### Exercise materials ###
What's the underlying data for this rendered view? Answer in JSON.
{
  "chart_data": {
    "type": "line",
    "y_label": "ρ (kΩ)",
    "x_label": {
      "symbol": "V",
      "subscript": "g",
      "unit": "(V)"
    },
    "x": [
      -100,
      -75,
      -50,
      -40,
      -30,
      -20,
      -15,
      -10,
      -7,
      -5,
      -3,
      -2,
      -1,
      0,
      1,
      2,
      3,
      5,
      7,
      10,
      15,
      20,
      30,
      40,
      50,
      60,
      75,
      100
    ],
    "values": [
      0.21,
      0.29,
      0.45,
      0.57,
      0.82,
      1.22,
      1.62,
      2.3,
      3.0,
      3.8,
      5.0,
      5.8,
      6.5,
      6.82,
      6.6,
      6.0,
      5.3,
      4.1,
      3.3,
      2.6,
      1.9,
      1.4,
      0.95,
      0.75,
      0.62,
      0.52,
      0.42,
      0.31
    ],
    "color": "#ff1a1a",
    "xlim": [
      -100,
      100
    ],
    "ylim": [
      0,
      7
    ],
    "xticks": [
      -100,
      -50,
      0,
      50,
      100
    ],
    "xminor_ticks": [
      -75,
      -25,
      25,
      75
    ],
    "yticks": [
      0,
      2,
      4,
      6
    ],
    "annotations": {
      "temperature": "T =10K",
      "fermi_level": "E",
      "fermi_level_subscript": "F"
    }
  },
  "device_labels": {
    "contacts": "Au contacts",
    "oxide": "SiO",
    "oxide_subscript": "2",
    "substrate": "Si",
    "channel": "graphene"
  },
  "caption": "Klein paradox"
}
###
→ **Problem details**:
Output the data above exactly, please, line for line.

→ **Worked solution**:
What's the underlying data for this rendered view? Answer in JSON.
{
  "chart_data": {
    "type": "line",
    "y_label": "ρ (kΩ)",
    "x_label": {
      "symbol": "V",
      "subscript": "g",
      "unit": "(V)"
    },
    "x": [
      -100,
      -75,
      -50,
      -40,
      -30,
      -20,
      -15,
      -10,
      -7,
      -5,
      -3,
      -2,
      -1,
      0,
      1,
      2,
      3,
      5,
      7,
      10,
      15,
      20,
      30,
      40,
      50,
      60,
      75,
      100
    ],
    "values": [
      0.21,
      0.29,
      0.45,
      0.57,
      0.82,
      1.22,
      1.62,
      2.3,
      3.0,
      3.8,
      5.0,
      5.8,
      6.5,
      6.82,
      6.6,
      6.0,
      5.3,
      4.1,
      3.3,
      2.6,
      1.9,
      1.4,
      0.95,
      0.75,
      0.62,
      0.52,
      0.42,
      0.31
    ],
    "color": "#ff1a1a",
    "xlim": [
      -100,
      100
    ],
    "ylim": [
      0,
      7
    ],
    "xticks": [
      -100,
      -50,
      0,
      50,
      100
    ],
    "xminor_ticks": [
      -75,
      -25,
      25,
      75
    ],
    "yticks": [
      0,
      2,
      4,
      6
    ],
    "annotations": {
      "temperature": "T =10K",
      "fermi_level": "E",
      "fermi_level_subscript": "F"
    }
  },
  "device_labels": {
    "contacts": "Au contacts",
    "oxide": "SiO",
    "oxide_subscript": "2",
    "substrate": "Si",
    "channel": "graphene"
  },
  "caption": "Klein paradox"
}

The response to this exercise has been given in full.